## BEGIN RECORDS

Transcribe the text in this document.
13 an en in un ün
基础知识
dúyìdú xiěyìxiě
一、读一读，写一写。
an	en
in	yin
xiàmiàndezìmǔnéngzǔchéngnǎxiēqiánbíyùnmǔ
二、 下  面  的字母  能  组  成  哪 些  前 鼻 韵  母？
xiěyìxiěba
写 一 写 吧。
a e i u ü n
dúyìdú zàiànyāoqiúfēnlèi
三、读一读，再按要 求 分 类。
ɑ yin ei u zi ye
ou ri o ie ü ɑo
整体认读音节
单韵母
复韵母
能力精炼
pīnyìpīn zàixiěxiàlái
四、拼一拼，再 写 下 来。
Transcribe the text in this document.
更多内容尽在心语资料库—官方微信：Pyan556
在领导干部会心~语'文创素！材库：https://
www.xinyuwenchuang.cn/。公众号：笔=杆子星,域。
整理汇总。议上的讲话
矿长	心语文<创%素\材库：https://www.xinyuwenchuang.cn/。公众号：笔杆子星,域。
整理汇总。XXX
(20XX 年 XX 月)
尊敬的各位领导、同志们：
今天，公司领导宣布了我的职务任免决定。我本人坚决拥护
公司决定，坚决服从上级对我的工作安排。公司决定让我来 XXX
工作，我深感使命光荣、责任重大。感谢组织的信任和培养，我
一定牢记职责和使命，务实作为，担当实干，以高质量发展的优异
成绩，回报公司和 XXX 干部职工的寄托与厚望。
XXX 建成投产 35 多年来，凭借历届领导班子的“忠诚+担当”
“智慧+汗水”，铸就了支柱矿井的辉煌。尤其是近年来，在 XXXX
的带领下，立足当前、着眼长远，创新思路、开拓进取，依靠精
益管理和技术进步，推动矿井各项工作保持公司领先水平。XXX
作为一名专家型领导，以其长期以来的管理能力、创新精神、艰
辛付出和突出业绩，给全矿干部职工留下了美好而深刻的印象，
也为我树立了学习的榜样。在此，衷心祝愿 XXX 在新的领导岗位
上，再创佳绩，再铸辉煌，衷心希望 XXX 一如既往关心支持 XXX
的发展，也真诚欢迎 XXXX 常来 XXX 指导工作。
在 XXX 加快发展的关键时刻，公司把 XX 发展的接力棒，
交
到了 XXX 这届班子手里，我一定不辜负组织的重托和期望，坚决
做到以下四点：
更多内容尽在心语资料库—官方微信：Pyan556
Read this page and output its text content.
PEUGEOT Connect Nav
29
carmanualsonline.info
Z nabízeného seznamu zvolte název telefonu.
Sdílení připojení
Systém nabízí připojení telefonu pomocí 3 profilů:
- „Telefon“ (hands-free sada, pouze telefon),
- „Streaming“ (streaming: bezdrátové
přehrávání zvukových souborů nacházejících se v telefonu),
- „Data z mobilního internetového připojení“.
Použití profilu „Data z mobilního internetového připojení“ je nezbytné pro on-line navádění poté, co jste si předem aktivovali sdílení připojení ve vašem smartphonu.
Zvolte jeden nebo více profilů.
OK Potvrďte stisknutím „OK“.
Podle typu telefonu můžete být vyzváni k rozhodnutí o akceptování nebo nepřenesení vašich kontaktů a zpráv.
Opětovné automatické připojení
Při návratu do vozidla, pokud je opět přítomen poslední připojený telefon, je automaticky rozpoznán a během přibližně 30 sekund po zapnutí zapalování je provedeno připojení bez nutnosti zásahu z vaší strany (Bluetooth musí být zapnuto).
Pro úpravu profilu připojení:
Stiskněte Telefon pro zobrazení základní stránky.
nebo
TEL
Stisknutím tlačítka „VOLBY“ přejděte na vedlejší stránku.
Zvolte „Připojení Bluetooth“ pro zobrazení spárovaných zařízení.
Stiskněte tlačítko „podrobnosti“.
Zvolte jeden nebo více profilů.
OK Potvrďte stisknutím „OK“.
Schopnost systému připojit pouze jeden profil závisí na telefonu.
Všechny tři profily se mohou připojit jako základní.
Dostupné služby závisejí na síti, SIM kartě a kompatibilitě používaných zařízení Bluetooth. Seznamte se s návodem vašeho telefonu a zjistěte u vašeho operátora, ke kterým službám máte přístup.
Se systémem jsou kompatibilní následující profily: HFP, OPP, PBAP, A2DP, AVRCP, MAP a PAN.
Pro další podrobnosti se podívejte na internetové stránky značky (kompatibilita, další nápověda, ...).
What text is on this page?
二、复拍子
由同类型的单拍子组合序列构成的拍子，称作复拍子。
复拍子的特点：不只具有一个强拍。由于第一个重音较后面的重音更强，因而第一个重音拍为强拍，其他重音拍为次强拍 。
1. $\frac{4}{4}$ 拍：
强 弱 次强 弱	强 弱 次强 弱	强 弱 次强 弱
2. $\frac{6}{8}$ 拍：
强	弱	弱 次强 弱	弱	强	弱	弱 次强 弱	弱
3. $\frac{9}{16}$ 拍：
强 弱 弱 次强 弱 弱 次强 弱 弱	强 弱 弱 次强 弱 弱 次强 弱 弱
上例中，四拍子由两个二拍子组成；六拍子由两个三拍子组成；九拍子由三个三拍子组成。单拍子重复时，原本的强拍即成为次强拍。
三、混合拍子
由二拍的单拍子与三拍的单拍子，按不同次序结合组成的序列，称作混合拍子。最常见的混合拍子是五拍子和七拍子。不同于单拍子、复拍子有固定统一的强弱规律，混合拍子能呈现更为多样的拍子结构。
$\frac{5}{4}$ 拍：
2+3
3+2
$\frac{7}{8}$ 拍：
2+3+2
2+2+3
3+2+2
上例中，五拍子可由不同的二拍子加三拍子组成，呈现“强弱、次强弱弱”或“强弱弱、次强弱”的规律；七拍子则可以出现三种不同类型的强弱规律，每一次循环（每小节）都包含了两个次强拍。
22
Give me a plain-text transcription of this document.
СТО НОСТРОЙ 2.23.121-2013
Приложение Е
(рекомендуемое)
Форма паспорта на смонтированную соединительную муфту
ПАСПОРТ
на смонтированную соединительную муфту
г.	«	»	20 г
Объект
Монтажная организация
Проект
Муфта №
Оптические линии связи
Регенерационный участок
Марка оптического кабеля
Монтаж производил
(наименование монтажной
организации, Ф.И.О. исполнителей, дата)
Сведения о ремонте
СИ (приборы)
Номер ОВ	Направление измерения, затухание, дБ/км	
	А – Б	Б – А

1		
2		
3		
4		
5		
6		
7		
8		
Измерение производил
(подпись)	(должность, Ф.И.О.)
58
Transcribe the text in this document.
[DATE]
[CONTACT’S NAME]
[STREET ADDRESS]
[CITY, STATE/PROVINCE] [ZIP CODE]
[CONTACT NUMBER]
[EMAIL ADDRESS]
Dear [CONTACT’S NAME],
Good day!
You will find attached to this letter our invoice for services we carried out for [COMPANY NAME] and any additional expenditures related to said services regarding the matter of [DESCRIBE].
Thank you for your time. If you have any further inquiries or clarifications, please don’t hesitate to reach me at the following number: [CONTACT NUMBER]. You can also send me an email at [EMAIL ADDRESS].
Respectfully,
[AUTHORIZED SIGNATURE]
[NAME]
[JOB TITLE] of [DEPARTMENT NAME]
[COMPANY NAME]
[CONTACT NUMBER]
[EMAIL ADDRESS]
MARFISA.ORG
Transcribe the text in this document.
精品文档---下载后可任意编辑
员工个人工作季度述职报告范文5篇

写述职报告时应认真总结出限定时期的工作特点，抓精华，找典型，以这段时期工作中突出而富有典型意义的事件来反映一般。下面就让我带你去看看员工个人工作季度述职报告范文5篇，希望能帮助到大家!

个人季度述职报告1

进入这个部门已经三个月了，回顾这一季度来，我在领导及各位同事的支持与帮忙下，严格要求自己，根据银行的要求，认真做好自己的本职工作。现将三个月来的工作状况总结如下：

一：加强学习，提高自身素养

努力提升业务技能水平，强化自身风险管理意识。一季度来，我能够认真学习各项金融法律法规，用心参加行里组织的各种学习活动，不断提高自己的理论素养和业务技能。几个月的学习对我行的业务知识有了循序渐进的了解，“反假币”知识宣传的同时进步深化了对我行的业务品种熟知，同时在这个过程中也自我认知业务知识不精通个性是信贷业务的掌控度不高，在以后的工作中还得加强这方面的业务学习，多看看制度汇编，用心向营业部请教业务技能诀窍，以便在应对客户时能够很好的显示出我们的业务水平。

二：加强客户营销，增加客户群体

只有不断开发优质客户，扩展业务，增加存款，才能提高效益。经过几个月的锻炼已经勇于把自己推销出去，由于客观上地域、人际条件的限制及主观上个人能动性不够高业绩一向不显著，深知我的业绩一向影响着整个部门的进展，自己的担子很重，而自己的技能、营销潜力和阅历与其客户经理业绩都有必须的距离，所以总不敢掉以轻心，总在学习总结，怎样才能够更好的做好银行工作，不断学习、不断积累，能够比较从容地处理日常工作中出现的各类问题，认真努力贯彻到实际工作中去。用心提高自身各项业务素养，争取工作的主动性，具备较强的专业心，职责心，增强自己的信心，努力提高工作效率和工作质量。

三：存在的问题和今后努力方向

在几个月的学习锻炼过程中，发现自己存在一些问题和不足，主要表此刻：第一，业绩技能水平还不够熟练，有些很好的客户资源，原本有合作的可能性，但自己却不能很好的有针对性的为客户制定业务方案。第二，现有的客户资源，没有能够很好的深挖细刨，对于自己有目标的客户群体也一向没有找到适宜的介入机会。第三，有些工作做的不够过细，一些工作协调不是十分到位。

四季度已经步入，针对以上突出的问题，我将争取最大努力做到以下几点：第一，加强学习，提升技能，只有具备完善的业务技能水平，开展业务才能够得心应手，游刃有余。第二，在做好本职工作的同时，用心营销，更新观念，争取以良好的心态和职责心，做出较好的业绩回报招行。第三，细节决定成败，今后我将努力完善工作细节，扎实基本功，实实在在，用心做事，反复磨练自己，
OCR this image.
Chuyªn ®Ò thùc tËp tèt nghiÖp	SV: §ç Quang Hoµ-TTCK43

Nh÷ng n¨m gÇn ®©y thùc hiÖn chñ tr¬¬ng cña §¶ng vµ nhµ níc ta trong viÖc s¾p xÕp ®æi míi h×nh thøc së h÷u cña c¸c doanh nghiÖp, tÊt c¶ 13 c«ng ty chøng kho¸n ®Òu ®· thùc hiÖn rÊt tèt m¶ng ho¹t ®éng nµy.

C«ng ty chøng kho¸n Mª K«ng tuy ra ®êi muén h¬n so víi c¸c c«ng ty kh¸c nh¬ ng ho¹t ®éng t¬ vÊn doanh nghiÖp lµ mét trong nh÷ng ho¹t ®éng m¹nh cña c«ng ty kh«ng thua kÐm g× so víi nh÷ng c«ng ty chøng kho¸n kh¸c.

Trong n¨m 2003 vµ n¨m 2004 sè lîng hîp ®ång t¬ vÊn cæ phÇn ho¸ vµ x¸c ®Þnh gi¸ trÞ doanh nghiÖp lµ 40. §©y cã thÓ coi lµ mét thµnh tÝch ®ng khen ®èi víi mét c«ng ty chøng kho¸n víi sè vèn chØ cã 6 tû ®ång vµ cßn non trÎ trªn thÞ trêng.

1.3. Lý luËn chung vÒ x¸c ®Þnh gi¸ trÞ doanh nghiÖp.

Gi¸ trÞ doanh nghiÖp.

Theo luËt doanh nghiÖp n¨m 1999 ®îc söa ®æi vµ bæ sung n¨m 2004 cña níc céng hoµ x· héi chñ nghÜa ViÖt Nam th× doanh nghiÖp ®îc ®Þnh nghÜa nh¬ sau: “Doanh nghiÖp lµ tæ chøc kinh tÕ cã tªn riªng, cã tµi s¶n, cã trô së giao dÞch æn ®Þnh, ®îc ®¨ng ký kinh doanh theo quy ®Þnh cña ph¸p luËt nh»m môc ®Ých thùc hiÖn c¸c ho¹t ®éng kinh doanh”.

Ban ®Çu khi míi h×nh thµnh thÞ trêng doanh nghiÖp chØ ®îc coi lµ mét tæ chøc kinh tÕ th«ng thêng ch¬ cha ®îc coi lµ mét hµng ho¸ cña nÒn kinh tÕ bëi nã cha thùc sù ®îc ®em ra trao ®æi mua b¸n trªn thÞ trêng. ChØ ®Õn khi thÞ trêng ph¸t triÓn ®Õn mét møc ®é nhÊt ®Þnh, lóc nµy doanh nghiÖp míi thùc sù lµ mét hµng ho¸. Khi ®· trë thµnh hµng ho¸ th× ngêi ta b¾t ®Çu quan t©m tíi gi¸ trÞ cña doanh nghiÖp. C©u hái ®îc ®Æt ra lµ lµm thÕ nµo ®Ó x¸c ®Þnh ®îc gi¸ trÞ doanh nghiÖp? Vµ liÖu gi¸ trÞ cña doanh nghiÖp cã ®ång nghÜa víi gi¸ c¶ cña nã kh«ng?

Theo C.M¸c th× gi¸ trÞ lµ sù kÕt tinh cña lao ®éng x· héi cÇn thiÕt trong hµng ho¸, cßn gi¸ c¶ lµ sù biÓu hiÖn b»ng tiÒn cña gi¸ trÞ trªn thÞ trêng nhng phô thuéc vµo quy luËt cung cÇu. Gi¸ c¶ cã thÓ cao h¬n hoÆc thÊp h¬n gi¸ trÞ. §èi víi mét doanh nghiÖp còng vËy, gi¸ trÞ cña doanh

## END RECORDS

— STATED PROBLEM —
Say the number of lines in the listing that hold "stránky", with no added words.

— ANSWER FOR THE TASK —
2